#### [GOAL]
Give back the full listing, character for character, with no pictures.

#### [ENTRIES SUPPLIED]
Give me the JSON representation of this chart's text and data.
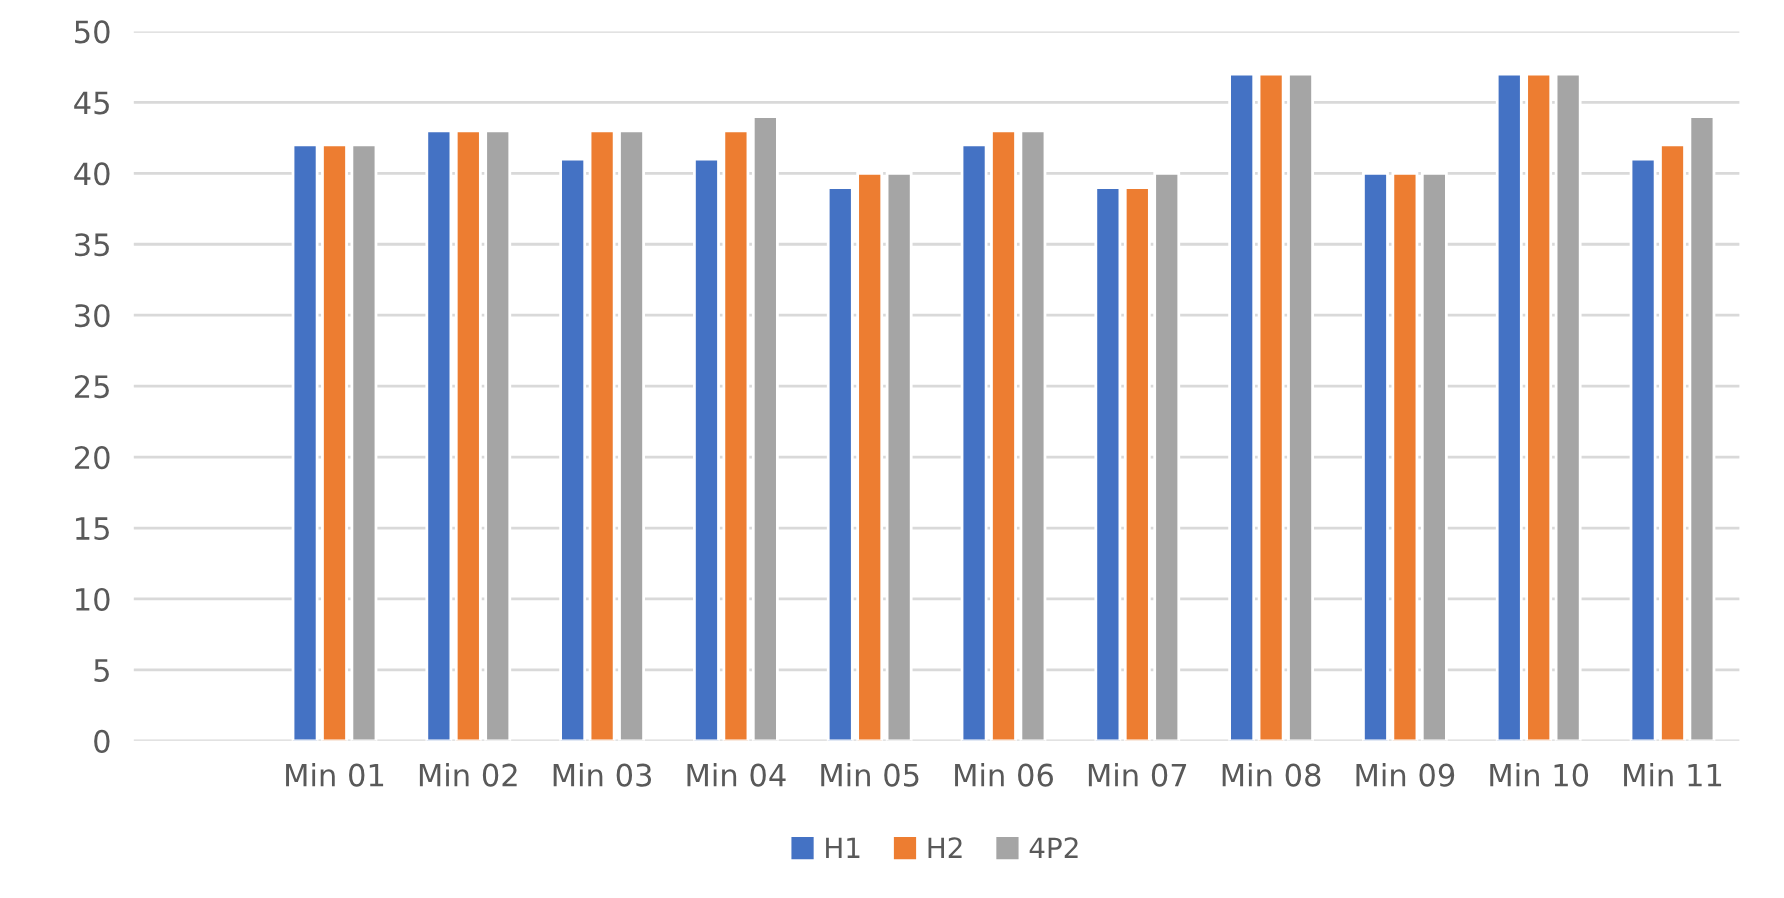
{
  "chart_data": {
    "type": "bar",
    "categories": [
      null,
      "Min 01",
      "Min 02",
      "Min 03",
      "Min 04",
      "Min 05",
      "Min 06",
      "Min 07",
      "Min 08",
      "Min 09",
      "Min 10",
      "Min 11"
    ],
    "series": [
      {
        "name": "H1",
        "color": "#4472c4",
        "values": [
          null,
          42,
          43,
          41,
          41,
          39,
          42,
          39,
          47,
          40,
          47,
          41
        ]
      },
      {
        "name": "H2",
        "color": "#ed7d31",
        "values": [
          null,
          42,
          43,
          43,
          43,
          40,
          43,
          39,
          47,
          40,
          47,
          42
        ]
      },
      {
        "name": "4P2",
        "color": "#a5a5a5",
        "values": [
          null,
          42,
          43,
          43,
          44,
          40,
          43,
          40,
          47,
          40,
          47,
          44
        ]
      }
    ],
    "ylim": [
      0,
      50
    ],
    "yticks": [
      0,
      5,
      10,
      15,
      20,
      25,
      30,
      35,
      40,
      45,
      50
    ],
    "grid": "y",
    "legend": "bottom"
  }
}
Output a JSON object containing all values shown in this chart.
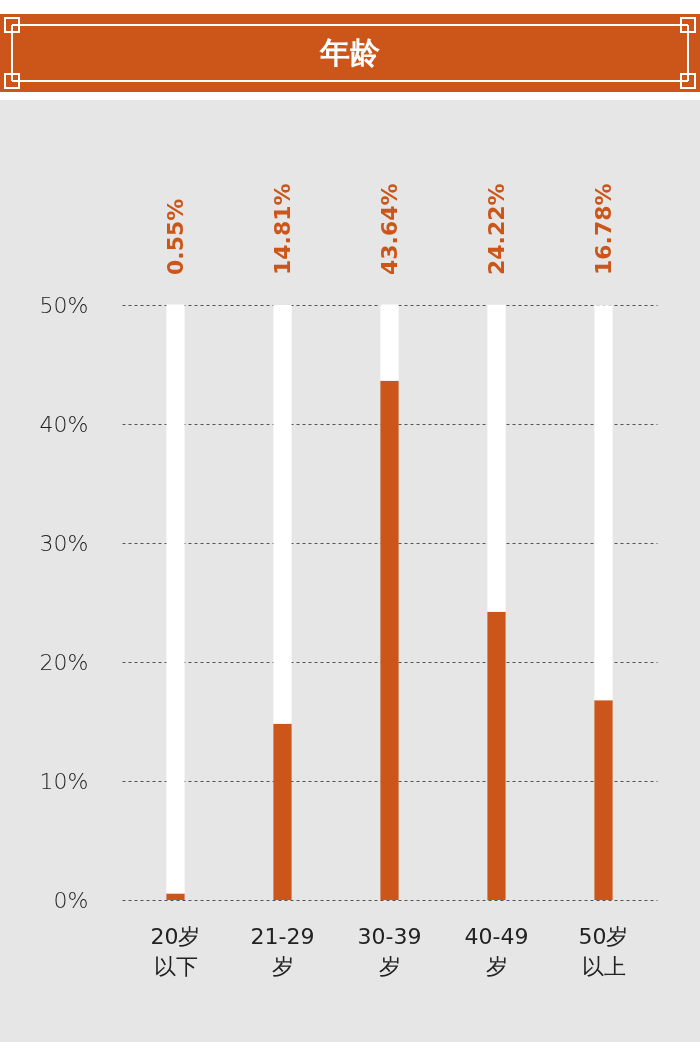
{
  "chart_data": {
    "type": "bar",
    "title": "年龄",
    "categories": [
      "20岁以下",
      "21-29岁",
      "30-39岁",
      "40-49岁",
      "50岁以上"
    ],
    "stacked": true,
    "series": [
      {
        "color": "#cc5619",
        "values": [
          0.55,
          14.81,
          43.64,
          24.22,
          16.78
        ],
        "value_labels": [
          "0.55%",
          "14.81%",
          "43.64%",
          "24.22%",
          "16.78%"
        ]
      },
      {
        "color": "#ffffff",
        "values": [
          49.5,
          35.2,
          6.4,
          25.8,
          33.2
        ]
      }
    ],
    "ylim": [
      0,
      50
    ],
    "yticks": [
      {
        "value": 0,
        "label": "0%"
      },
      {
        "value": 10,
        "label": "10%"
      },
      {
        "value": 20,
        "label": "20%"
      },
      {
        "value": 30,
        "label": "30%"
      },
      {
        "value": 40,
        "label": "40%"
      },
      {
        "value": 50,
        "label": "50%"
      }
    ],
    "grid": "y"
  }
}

#### [REPLY]
Give me the JSON representation of this chart's text and data.
{
  "chart_data": {
    "type": "bar",
    "categories": [
      null,
      "Min 01",
      "Min 02",
      "Min 03",
      "Min 04",
      "Min 05",
      "Min 06",
      "Min 07",
      "Min 08",
      "Min 09",
      "Min 10",
      "Min 11"
    ],
    "series": [
      {
        "name": "H1",
        "color": "#4472c4",
        "values": [
          null,
          42,
          43,
          41,
          41,
          39,
          42,
          39,
          47,
          40,
          47,
          41
        ]
      },
      {
        "name": "H2",
        "color": "#ed7d31",
        "values": [
          null,
          42,
          43,
          43,
          43,
          40,
          43,
          39,
          47,
          40,
          47,
          42
        ]
      },
      {
        "name": "4P2",
        "color": "#a5a5a5",
        "values": [
          null,
          42,
          43,
          43,
          44,
          40,
          43,
          40,
          47,
          40,
          47,
          44
        ]
      }
    ],
    "ylim": [
      0,
      50
    ],
    "yticks": [
      0,
      5,
      10,
      15,
      20,
      25,
      30,
      35,
      40,
      45,
      50
    ],
    "grid": "y",
    "legend": "bottom"
  }
}
Output a JSON object containing all values shown in this chart.
{
  "chart_data": {
    "type": "bar",
    "title": "年龄",
    "categories": [
      "20岁以下",
      "21-29岁",
      "30-39岁",
      "40-49岁",
      "50岁以上"
    ],
    "stacked": true,
    "series": [
      {
        "color": "#cc5619",
        "values": [
          0.55,
          14.81,
          43.64,
          24.22,
          16.78
        ],
        "value_labels": [
          "0.55%",
          "14.81%",
          "43.64%",
          "24.22%",
          "16.78%"
        ]
      },
      {
        "color": "#ffffff",
        "values": [
          49.5,
          35.2,
          6.4,
          25.8,
          33.2
        ]
      }
    ],
    "ylim": [
      0,
      50
    ],
    "yticks": [
      {
        "value": 0,
        "label": "0%"
      },
      {
        "value": 10,
        "label": "10%"
      },
      {
        "value": 20,
        "label": "20%"
      },
      {
        "value": 30,
        "label": "30%"
      },
      {
        "value": 40,
        "label": "40%"
      },
      {
        "value": 50,
        "label": "50%"
      }
    ],
    "grid": "y"
  }
}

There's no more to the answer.